[Extracted records]
- - - - - - -

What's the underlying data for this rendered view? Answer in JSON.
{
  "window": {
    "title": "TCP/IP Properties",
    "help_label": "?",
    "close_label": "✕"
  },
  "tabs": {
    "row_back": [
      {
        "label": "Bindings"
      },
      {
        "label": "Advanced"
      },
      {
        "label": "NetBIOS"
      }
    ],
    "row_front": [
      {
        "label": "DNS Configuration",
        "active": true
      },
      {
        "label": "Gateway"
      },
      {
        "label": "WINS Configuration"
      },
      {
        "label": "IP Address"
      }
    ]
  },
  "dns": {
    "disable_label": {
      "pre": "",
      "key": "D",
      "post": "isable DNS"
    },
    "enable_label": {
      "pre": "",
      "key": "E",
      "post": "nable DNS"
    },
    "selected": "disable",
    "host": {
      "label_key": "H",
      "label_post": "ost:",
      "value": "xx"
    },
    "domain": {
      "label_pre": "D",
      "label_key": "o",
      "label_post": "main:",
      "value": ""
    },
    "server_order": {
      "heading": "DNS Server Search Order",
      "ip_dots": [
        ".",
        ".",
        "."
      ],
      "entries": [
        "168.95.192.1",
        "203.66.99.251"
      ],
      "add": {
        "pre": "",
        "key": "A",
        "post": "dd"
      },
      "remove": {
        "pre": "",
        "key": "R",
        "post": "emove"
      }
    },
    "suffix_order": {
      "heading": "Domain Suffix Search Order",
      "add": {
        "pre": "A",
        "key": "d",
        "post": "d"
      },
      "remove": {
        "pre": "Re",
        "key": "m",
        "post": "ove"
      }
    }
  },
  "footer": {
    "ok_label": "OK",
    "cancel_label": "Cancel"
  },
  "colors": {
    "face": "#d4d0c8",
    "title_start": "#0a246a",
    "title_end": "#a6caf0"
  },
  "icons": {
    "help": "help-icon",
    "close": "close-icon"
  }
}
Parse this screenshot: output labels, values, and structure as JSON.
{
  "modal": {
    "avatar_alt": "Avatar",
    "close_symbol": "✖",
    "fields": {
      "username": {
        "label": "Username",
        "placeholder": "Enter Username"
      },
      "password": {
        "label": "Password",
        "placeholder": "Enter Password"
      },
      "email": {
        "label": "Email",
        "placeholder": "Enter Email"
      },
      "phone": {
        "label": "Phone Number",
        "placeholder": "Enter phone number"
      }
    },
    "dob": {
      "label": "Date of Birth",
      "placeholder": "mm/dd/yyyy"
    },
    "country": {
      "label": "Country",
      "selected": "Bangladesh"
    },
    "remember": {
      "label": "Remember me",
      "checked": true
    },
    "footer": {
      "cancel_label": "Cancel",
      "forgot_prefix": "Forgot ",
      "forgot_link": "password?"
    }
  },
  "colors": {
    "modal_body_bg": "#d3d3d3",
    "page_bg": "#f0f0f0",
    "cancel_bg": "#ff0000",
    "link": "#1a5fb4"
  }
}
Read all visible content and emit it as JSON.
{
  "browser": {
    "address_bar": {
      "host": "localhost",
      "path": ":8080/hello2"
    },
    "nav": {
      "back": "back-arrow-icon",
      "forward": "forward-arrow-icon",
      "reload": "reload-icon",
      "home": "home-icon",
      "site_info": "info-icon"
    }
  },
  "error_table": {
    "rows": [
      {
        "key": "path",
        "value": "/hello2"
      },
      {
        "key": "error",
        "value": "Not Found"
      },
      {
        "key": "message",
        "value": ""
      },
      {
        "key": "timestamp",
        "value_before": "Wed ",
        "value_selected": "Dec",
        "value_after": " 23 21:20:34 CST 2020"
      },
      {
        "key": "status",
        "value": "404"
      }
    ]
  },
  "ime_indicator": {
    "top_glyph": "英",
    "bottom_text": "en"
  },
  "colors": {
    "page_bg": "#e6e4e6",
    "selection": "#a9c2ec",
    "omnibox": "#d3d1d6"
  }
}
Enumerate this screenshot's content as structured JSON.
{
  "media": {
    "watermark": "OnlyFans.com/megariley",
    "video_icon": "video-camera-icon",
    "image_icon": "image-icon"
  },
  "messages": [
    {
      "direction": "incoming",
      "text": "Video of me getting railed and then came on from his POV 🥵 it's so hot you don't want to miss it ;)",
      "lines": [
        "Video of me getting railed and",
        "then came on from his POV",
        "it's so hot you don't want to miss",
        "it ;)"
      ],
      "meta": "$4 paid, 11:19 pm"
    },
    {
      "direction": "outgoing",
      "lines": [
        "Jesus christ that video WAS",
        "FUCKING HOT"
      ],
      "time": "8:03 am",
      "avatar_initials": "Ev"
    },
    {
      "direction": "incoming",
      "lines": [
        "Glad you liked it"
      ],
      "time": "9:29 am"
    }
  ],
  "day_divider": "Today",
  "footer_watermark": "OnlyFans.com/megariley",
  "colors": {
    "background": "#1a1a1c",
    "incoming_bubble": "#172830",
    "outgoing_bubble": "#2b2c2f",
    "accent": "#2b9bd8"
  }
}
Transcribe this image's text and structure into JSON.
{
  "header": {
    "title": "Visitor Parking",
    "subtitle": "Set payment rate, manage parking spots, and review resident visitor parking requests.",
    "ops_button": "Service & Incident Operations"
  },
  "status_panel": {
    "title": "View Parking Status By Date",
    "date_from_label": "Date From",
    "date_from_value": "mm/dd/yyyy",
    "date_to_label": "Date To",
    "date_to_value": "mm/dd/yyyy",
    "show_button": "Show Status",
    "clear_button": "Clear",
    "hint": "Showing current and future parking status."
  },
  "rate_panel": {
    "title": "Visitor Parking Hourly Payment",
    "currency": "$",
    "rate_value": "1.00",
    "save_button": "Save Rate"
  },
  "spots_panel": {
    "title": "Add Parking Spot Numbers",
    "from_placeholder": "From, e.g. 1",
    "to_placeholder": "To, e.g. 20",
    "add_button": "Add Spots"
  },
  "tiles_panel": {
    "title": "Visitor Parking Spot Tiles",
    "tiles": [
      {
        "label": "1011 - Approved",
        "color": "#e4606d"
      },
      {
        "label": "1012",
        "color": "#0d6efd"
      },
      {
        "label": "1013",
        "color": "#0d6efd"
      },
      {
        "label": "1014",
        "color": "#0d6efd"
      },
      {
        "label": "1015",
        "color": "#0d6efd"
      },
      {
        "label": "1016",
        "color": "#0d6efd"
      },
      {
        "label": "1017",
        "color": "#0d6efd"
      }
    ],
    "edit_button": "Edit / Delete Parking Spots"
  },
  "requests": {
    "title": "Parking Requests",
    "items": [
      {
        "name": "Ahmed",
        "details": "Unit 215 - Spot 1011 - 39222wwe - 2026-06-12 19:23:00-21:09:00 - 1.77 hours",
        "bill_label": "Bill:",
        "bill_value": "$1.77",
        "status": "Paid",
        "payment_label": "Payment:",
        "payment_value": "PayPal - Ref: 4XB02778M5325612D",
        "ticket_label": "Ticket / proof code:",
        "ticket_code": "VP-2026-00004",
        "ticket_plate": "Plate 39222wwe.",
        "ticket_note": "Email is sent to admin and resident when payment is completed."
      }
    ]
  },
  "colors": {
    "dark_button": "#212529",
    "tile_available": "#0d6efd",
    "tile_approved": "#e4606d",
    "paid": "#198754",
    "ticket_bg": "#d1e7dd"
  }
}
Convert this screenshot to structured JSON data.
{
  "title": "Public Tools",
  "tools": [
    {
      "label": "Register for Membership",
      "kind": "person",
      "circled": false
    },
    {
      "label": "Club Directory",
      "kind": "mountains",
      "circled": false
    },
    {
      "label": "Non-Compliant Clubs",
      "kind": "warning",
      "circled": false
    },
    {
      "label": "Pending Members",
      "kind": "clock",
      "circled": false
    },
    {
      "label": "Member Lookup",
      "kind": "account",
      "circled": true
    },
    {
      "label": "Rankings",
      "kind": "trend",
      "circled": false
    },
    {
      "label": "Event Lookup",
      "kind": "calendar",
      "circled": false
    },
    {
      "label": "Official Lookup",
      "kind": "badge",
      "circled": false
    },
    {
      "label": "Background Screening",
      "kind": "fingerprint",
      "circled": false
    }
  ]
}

- - - - - - -

STATED EXERCISE -> Could you give again exactly the lines from the line containing "Convert this screenshot" through the final line of the data above, and no others?

SOLUTION ->
Convert this screenshot to structured JSON data.
{
  "title": "Public Tools",
  "tools": [
    {
      "label": "Register for Membership",
      "kind": "person",
      "circled": false
    },
    {
      "label": "Club Directory",
      "kind": "mountains",
      "circled": false
    },
    {
      "label": "Non-Compliant Clubs",
      "kind": "warning",
      "circled": false
    },
    {
      "label": "Pending Members",
      "kind": "clock",
      "circled": false
    },
    {
      "label": "Member Lookup",
      "kind": "account",
      "circled": true
    },
    {
      "label": "Rankings",
      "kind": "trend",
      "circled": false
    },
    {
      "label": "Event Lookup",
      "kind": "calendar",
      "circled": false
    },
    {
      "label": "Official Lookup",
      "kind": "badge",
      "circled": false
    },
    {
      "label": "Background Screening",
      "kind": "fingerprint",
      "circled": false
    }
  ]
}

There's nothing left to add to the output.